WHAT NEEDS TO BE DONE> Without altering anything, repeat each of the records.

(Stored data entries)
--- start ---

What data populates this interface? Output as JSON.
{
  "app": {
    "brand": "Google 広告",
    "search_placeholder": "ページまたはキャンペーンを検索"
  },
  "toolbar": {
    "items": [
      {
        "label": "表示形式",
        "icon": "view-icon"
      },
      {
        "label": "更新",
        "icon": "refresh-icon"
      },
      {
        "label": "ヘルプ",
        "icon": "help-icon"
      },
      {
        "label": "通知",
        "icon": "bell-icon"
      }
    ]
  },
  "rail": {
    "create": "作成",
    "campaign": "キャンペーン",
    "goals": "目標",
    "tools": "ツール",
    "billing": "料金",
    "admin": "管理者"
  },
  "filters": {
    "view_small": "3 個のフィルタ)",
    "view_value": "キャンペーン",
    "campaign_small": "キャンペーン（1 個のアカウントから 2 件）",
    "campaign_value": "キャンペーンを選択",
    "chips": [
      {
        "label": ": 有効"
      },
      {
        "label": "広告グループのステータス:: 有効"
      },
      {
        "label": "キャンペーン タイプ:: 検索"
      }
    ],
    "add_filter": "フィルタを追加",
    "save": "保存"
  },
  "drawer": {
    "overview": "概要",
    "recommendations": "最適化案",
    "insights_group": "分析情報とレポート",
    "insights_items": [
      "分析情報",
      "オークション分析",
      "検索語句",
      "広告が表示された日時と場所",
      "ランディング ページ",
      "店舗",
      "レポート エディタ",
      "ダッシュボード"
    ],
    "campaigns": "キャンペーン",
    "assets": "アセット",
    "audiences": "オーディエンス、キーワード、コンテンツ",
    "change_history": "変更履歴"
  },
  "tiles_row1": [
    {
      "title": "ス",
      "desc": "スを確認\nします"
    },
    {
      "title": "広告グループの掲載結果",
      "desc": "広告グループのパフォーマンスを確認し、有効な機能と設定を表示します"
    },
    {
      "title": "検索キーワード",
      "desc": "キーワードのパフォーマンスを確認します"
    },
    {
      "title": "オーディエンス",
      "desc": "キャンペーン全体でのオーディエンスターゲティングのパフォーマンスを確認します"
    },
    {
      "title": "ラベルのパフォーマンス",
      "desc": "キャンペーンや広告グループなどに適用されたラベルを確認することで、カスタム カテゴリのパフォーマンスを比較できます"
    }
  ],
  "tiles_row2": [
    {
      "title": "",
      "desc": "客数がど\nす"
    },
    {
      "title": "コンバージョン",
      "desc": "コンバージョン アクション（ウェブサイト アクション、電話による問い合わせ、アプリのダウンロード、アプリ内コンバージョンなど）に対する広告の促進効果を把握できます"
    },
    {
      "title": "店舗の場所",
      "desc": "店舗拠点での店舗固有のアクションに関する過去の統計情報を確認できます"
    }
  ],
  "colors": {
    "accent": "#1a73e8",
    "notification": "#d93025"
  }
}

--- end ---

THE REPLY>
What data populates this interface? Output as JSON.
{
  "app": {
    "brand": "Google 広告",
    "search_placeholder": "ページまたはキャンペーンを検索"
  },
  "toolbar": {
    "items": [
      {
        "label": "表示形式",
        "icon": "view-icon"
      },
      {
        "label": "更新",
        "icon": "refresh-icon"
      },
      {
        "label": "ヘルプ",
        "icon": "help-icon"
      },
      {
        "label": "通知",
        "icon": "bell-icon"
      }
    ]
  },
  "rail": {
    "create": "作成",
    "campaign": "キャンペーン",
    "goals": "目標",
    "tools": "ツール",
    "billing": "料金",
    "admin": "管理者"
  },
  "filters": {
    "view_small": "3 個のフィルタ)",
    "view_value": "キャンペーン",
    "campaign_small": "キャンペーン（1 個のアカウントから 2 件）",
    "campaign_value": "キャンペーンを選択",
    "chips": [
      {
        "label": ": 有効"
      },
      {
        "label": "広告グループのステータス:: 有効"
      },
      {
        "label": "キャンペーン タイプ:: 検索"
      }
    ],
    "add_filter": "フィルタを追加",
    "save": "保存"
  },
  "drawer": {
    "overview": "概要",
    "recommendations": "最適化案",
    "insights_group": "分析情報とレポート",
    "insights_items": [
      "分析情報",
      "オークション分析",
      "検索語句",
      "広告が表示された日時と場所",
      "ランディング ページ",
      "店舗",
      "レポート エディタ",
      "ダッシュボード"
    ],
    "campaigns": "キャンペーン",
    "assets": "アセット",
    "audiences": "オーディエンス、キーワード、コンテンツ",
    "change_history": "変更履歴"
  },
  "tiles_row1": [
    {
      "title": "ス",
      "desc": "スを確認\nします"
    },
    {
      "title": "広告グループの掲載結果",
      "desc": "広告グループのパフォーマンスを確認し、有効な機能と設定を表示します"
    },
    {
      "title": "検索キーワード",
      "desc": "キーワードのパフォーマンスを確認します"
    },
    {
      "title": "オーディエンス",
      "desc": "キャンペーン全体でのオーディエンスターゲティングのパフォーマンスを確認します"
    },
    {
      "title": "ラベルのパフォーマンス",
      "desc": "キャンペーンや広告グループなどに適用されたラベルを確認することで、カスタム カテゴリのパフォーマンスを比較できます"
    }
  ],
  "tiles_row2": [
    {
      "title": "",
      "desc": "客数がど\nす"
    },
    {
      "title": "コンバージョン",
      "desc": "コンバージョン アクション（ウェブサイト アクション、電話による問い合わせ、アプリのダウンロード、アプリ内コンバージョンなど）に対する広告の促進効果を把握できます"
    },
    {
      "title": "店舗の場所",
      "desc": "店舗拠点での店舗固有のアクションに関する過去の統計情報を確認できます"
    }
  ],
  "colors": {
    "accent": "#1a73e8",
    "notification": "#d93025"
  }
}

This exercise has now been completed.